I’d like to remind my opponent and the voters on this debate that any objective claims made in a debate without sources are not reputable claims, and that it is the task of the debater to articulate his views, not for him to refer us to intellectual works that will make his arguments for him. In this round my opponent uses Wikipedia and other unreliable sources; I will point them out as I go through his points.

Deflecting from the Resolution

Let me reiterate that my opponent’s very broad definition of economic equality is not set in stone. Indeed the very first thing I did in this debate was state that economic equality was essentially the redistribution of wealth, and I confined the definition purely to the economic realm. Pollution may be an issue of quality of life, but it is not an issue of economic equality. Enforcement of the law is integral to keeping society safe, but it is not an issue of economic equality.

While both issues may be indirectly related to economics, they do not fit into the resolution and are not worth debating and only serve to distract from the resolution. Enforcement of the law ensures that the economy can be run without corruption or coercion, thus it is merely a bureaucratic necessity for the economy. Whether or not we manage industrial waste effectively has an effect on how industry is managed, but it really has nothing to do with economic equality; it is an entirely different issue to be argued in another debate.

It honestly seems like my opponent expected me to argue for pollution and lawlessness, rather than prosperity.

GDP

My opponent twists my words. No measurement system is perfect, especially not in the realm of social sciences. GDP is merely a measurement of economic growth and prosperity, a measurement based on the grand sum of goods and services. More goods and services generally mean that more jobs are being created and more wealth is being generated, so this is in my mind the most practical way to measure prosperity.

When you compare my choice of definition for economic prosperity to my opponent’s choice of definition for economic equality, you’ll see a key difference. My measurement is based in science and fact, whereas my opponent’s measurement is unnecessarily vague and barely touches upon actual economics.

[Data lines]

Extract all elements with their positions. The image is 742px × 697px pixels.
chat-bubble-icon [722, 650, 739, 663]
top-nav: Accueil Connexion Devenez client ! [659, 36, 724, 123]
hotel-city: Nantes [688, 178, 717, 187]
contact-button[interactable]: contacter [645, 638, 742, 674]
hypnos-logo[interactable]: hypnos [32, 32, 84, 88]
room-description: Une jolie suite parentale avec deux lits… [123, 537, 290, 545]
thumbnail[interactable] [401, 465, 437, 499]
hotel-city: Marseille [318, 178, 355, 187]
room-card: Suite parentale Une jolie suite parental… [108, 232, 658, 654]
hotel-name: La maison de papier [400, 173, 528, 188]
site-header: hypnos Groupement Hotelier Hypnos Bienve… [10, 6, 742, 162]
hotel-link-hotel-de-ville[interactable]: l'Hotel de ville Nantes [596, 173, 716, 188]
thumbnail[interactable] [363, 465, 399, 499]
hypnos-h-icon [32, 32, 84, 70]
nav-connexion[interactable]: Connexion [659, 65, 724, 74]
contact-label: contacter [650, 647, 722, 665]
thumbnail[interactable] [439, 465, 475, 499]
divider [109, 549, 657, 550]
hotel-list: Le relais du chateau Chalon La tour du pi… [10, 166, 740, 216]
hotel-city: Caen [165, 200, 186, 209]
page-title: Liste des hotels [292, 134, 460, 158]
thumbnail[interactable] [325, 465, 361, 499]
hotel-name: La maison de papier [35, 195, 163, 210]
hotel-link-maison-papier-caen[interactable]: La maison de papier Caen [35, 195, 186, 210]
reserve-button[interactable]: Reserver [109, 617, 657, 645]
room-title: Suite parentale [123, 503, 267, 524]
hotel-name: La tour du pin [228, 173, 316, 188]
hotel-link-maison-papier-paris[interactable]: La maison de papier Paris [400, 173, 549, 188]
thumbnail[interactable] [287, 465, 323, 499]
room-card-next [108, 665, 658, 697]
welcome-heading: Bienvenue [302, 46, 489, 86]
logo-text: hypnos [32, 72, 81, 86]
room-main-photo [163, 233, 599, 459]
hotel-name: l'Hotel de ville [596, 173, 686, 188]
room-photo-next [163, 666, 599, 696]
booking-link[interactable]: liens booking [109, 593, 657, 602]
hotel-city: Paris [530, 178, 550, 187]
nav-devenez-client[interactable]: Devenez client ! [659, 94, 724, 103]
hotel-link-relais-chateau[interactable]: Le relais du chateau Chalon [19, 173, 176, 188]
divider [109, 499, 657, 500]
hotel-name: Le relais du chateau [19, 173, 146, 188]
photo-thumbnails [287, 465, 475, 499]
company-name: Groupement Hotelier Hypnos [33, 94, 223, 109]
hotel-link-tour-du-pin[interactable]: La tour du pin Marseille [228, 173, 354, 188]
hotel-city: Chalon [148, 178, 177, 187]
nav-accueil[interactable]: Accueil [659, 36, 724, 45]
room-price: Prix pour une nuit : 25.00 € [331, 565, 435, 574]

---

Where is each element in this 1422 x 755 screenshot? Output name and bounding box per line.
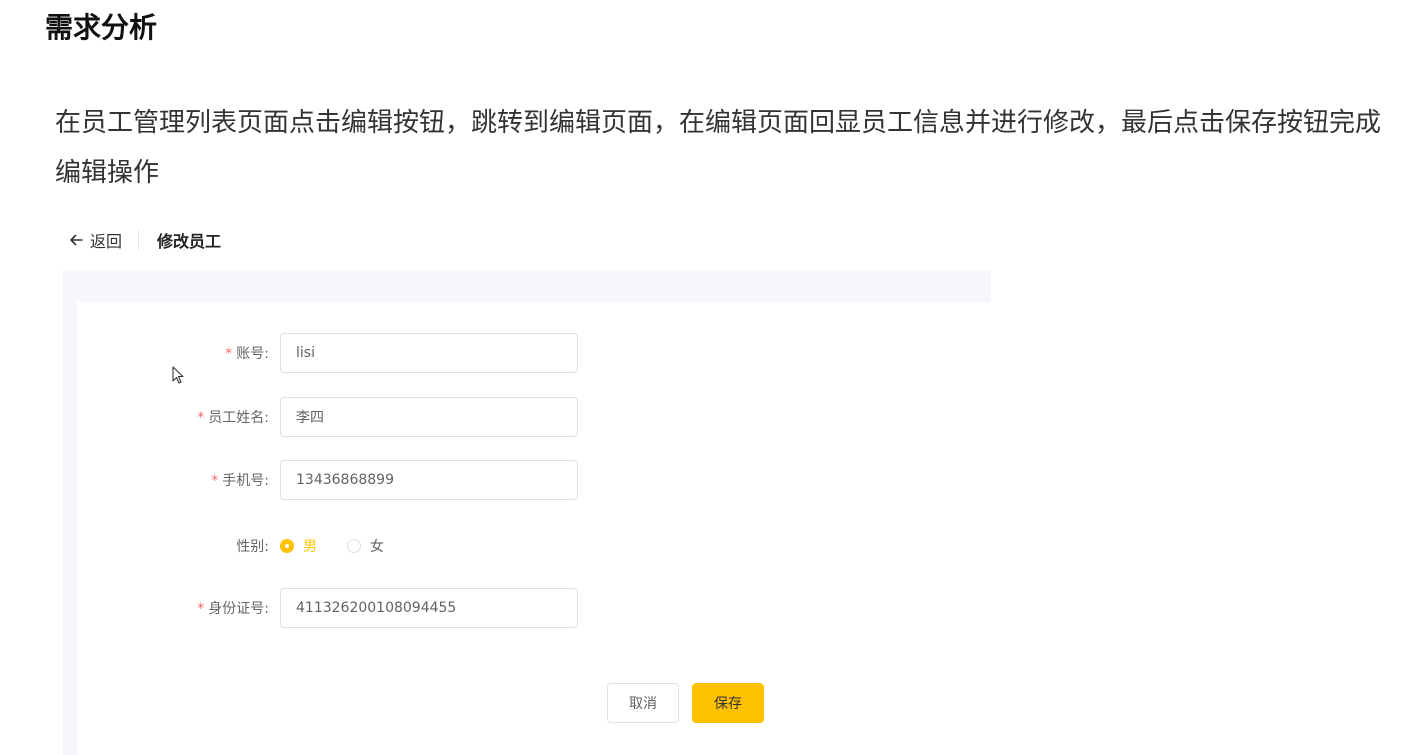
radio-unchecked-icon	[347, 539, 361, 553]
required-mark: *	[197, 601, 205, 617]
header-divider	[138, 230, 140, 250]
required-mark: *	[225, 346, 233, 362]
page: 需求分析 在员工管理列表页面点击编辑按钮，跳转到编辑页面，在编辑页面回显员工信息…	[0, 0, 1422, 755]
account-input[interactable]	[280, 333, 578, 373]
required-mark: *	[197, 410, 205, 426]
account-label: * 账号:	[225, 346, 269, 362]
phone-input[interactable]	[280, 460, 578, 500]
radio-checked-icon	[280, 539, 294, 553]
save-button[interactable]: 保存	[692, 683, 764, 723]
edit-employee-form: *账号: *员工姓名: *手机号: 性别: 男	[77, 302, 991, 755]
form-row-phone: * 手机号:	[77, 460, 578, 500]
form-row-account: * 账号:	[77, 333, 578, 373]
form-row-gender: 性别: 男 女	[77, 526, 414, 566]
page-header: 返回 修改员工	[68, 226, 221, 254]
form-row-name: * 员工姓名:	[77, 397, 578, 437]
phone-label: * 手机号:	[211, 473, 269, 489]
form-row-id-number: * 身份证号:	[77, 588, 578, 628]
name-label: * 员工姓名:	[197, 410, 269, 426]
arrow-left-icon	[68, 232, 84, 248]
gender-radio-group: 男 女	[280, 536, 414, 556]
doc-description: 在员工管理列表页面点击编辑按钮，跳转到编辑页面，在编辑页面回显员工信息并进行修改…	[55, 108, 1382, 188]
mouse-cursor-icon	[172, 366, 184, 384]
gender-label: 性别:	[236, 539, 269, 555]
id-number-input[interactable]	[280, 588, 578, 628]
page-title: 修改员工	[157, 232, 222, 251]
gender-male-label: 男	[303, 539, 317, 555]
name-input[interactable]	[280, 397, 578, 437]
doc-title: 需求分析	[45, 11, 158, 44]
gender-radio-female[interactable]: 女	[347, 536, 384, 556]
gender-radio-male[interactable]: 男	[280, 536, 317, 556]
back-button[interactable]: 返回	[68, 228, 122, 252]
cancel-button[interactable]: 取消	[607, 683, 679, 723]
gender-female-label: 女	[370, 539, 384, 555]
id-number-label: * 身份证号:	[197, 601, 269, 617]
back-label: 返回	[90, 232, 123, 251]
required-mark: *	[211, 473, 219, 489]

...

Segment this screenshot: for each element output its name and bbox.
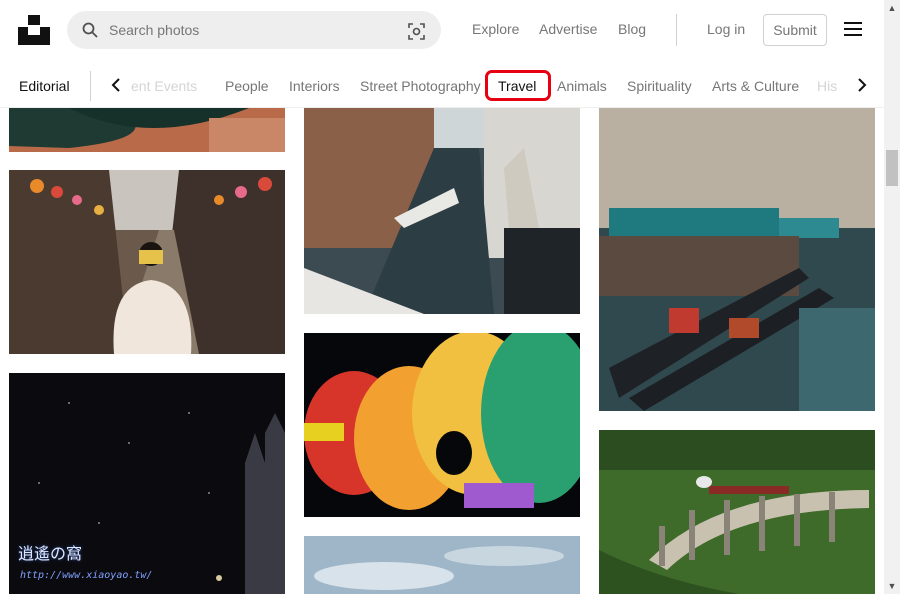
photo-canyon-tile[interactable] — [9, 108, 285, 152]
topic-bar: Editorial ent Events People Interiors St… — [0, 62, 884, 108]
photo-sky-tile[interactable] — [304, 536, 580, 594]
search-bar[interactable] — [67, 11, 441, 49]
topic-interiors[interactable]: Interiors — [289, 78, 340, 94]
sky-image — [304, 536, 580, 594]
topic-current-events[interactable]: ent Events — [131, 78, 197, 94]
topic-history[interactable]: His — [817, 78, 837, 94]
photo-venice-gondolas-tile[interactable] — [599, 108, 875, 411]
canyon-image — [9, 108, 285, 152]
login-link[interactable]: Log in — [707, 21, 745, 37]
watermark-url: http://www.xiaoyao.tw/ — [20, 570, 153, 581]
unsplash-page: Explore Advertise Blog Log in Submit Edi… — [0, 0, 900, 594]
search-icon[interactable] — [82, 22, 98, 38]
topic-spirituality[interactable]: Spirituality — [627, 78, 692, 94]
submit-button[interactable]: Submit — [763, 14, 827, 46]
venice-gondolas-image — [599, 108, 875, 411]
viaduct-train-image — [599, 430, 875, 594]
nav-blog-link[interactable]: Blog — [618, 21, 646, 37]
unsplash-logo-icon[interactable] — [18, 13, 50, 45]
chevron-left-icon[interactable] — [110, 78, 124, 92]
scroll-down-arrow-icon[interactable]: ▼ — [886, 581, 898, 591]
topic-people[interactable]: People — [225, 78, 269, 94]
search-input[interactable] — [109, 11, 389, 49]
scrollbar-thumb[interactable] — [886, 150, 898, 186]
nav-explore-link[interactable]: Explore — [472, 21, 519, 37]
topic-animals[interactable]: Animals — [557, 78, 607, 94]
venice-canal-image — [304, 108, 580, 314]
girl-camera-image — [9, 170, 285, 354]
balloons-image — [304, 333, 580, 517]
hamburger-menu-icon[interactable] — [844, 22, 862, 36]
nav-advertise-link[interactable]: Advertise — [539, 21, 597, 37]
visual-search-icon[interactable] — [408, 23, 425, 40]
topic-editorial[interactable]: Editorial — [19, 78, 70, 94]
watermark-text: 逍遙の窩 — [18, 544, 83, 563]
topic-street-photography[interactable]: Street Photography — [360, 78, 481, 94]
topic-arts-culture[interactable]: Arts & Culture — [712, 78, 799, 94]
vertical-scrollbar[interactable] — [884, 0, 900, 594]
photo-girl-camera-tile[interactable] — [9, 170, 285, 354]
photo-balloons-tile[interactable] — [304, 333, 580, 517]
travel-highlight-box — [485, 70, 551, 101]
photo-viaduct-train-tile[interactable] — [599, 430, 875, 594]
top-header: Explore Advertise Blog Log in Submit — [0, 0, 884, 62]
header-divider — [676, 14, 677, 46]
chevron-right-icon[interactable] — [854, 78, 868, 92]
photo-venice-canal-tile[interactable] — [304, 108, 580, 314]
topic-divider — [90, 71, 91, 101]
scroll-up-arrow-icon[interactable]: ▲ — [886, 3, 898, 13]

• **Your tasks**
**A)** In the debate passage on economic equality, what does the speaker say GDP is a measurement based on?
**B)** Continue the debate passage on economic equality, starting right after its last sentence.
The data lines are material separate from the debate passage.

• **Exercise results**
**A)** The grand sum of goods and services.

**B)**
Pollution

How much smog you breathe in is not related to the amount of money you make, as my opponent claims. Pollution may drive down property values if it is severe enough, but this has nothing to do with whether the government should focus on economic equality or economic prosperity. My opponent is trying to commoditize air and trees, and he’s trying to argue that we should conserve parks. Again, this is not a debate about conservationism or pollution; it is a debate about whether or not the government should redistribute wealth.

Law Enforcement

I’ve covered this already. It is in the interest of any legitimate capitalist government to ensure that laws are enforced, so that the government (and more importantly, its financial transactions,) has legitimacy. It seems that my opponent wants me to argue for lawlessness, but I will not.

Minimum Wage

I read through my opponent’s sources and discarded the Wikipedia sources, since they are unreliable; but I read the Forbes source and actually found an interesting paragraph that supports my argument quite nicely.

“The Irish minimum wage has become controversial after its economy contracted at an alarming rate following the collapse of its construction sector and spiraling deflation. "A lot of employers, particularly in the Irish construction and leisure and hotel sector, want to have the minimum wage cut," says Robin Chater, secretary general of the Federation for European Employers.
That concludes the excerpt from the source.